* [TASK DETAILS]: Check each line of the records below for the word "거래행위" and copy those where it appears.

* [DATASET RECORDS]:
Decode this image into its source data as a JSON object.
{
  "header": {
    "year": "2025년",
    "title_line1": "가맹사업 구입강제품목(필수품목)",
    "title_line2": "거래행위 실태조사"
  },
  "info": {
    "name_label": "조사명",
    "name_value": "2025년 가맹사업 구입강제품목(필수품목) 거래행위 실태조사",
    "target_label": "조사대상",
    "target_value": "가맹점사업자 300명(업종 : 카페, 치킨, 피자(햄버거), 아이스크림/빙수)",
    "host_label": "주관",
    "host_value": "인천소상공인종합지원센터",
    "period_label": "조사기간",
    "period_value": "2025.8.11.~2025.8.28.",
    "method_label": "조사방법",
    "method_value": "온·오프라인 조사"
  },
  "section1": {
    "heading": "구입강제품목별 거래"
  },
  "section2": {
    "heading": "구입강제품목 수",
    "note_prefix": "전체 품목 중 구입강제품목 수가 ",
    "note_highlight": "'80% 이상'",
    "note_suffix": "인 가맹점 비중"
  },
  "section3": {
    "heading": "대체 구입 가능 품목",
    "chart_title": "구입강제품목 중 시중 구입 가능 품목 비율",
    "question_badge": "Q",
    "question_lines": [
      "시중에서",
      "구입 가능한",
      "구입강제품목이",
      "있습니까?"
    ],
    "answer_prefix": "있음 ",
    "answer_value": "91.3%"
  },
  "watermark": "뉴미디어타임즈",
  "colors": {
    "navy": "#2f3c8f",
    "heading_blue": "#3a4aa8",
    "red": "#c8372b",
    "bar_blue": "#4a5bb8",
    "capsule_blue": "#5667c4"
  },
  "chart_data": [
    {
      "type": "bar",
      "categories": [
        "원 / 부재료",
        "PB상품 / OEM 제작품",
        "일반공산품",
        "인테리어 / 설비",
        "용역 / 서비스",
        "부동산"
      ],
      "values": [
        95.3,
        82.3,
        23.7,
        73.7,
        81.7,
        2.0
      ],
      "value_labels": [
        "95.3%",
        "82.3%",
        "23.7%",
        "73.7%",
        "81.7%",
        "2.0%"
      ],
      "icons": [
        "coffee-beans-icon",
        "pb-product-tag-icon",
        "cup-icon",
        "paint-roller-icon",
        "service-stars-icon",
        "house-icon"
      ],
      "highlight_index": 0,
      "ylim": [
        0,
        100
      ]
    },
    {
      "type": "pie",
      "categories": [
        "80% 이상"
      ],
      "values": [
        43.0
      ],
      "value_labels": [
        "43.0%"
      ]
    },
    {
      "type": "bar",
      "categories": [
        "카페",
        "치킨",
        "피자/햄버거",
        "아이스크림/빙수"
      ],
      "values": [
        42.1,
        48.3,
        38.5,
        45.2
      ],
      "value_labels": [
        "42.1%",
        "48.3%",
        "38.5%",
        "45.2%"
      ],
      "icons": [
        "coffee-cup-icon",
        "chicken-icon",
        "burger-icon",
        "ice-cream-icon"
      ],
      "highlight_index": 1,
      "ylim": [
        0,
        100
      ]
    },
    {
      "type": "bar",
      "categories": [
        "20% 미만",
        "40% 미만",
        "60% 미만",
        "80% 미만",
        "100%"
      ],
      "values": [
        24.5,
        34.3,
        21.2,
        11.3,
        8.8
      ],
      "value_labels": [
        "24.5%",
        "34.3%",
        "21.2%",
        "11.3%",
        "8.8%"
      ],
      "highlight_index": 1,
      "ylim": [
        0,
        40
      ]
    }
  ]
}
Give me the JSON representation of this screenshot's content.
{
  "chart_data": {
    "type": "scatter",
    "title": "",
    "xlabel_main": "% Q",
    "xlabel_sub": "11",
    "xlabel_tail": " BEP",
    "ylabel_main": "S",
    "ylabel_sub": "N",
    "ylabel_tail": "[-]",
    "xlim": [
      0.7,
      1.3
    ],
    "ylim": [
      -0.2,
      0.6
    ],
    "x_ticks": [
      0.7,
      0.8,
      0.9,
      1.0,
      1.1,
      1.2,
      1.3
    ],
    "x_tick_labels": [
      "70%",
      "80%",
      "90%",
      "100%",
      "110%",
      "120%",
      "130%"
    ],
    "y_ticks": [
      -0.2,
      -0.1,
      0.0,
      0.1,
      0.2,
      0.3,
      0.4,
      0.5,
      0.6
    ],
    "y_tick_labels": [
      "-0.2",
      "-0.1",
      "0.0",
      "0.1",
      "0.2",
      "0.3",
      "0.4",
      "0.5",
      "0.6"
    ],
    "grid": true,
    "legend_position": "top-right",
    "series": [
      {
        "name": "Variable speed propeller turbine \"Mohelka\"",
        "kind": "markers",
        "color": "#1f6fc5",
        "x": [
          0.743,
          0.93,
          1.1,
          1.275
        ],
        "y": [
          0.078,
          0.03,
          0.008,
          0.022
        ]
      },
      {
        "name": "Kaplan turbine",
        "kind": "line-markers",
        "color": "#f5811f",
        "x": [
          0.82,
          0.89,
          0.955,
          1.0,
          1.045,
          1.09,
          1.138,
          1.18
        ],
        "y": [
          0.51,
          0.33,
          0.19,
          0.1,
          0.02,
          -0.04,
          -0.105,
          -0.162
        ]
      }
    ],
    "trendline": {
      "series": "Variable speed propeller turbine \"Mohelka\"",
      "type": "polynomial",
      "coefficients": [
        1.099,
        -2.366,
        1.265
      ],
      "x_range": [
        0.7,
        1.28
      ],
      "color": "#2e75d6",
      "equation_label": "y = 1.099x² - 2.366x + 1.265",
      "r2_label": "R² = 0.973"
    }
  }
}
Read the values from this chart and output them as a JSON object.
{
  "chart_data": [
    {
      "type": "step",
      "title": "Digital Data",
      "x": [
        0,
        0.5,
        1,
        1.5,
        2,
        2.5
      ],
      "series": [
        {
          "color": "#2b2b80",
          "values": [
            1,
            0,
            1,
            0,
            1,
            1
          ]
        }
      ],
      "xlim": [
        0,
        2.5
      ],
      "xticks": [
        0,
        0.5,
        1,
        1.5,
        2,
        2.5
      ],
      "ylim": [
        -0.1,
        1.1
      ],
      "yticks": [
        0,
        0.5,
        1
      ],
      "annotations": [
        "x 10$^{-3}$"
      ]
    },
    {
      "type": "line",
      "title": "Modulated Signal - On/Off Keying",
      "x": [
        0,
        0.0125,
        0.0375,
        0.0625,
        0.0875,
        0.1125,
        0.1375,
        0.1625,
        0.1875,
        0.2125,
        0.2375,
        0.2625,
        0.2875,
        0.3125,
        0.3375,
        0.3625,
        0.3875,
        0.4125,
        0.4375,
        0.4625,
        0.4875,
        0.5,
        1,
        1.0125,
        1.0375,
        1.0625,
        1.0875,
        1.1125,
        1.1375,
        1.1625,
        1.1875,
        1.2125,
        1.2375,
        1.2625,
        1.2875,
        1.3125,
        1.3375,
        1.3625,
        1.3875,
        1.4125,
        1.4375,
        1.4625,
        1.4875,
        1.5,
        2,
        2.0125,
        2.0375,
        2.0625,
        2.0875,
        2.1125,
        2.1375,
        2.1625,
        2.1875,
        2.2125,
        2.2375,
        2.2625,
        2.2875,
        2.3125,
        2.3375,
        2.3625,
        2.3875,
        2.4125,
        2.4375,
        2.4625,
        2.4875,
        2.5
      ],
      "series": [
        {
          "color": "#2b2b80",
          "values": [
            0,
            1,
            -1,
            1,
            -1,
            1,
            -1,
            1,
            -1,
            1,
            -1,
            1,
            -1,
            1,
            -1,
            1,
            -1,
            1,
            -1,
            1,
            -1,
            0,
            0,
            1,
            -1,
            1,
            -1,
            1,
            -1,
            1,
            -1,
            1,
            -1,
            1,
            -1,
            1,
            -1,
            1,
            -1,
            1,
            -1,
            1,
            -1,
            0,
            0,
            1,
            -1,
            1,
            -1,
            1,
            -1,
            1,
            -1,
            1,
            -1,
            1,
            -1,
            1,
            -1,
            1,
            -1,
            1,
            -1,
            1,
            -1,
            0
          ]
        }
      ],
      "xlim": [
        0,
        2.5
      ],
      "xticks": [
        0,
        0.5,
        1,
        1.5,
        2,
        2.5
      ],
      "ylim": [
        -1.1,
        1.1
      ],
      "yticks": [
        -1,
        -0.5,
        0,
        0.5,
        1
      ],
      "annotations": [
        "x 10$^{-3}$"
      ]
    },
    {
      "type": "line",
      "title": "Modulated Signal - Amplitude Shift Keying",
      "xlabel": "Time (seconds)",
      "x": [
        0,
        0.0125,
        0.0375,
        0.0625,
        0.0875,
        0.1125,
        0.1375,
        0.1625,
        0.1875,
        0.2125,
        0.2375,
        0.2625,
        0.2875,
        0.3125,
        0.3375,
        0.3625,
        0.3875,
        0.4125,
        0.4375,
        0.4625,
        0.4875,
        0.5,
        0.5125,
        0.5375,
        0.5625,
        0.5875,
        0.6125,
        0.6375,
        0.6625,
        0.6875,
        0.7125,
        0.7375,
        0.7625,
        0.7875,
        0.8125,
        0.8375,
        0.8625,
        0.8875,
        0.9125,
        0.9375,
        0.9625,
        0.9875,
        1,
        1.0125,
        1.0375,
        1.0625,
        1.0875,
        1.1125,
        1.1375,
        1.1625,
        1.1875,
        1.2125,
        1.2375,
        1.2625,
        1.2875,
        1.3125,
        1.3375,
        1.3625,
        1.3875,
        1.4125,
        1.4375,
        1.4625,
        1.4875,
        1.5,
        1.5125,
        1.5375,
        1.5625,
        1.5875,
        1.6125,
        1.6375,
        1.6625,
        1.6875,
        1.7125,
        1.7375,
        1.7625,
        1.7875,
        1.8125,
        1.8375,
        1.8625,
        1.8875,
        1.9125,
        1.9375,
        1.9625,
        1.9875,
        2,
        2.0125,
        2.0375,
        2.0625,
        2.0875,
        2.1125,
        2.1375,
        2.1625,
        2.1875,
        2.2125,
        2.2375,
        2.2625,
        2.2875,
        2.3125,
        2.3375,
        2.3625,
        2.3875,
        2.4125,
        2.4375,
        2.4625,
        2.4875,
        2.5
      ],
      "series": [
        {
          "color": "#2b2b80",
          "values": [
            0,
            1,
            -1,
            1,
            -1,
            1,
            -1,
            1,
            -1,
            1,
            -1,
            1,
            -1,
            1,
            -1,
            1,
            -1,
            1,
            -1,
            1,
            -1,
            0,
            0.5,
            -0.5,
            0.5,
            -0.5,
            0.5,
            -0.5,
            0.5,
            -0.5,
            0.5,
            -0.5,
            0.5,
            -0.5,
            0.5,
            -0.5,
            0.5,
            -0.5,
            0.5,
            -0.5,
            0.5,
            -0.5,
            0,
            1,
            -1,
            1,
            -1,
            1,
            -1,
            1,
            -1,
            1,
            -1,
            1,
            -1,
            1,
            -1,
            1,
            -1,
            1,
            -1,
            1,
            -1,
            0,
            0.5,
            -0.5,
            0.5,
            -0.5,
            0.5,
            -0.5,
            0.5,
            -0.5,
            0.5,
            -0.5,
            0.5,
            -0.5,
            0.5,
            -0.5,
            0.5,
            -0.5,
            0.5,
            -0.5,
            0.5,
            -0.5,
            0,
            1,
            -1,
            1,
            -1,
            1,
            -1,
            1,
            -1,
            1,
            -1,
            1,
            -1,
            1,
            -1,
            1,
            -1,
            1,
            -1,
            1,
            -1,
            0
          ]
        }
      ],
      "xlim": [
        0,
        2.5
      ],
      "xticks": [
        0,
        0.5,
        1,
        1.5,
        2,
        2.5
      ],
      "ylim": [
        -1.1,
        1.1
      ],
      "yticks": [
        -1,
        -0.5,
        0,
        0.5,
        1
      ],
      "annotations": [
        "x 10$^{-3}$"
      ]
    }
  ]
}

* [ANSWER FOR THIS EXERCISE]:
    "title_line2": "거래행위 실태조사"
    "name_value": "2025년 가맹사업 구입강제품목(필수품목) 거래행위 실태조사",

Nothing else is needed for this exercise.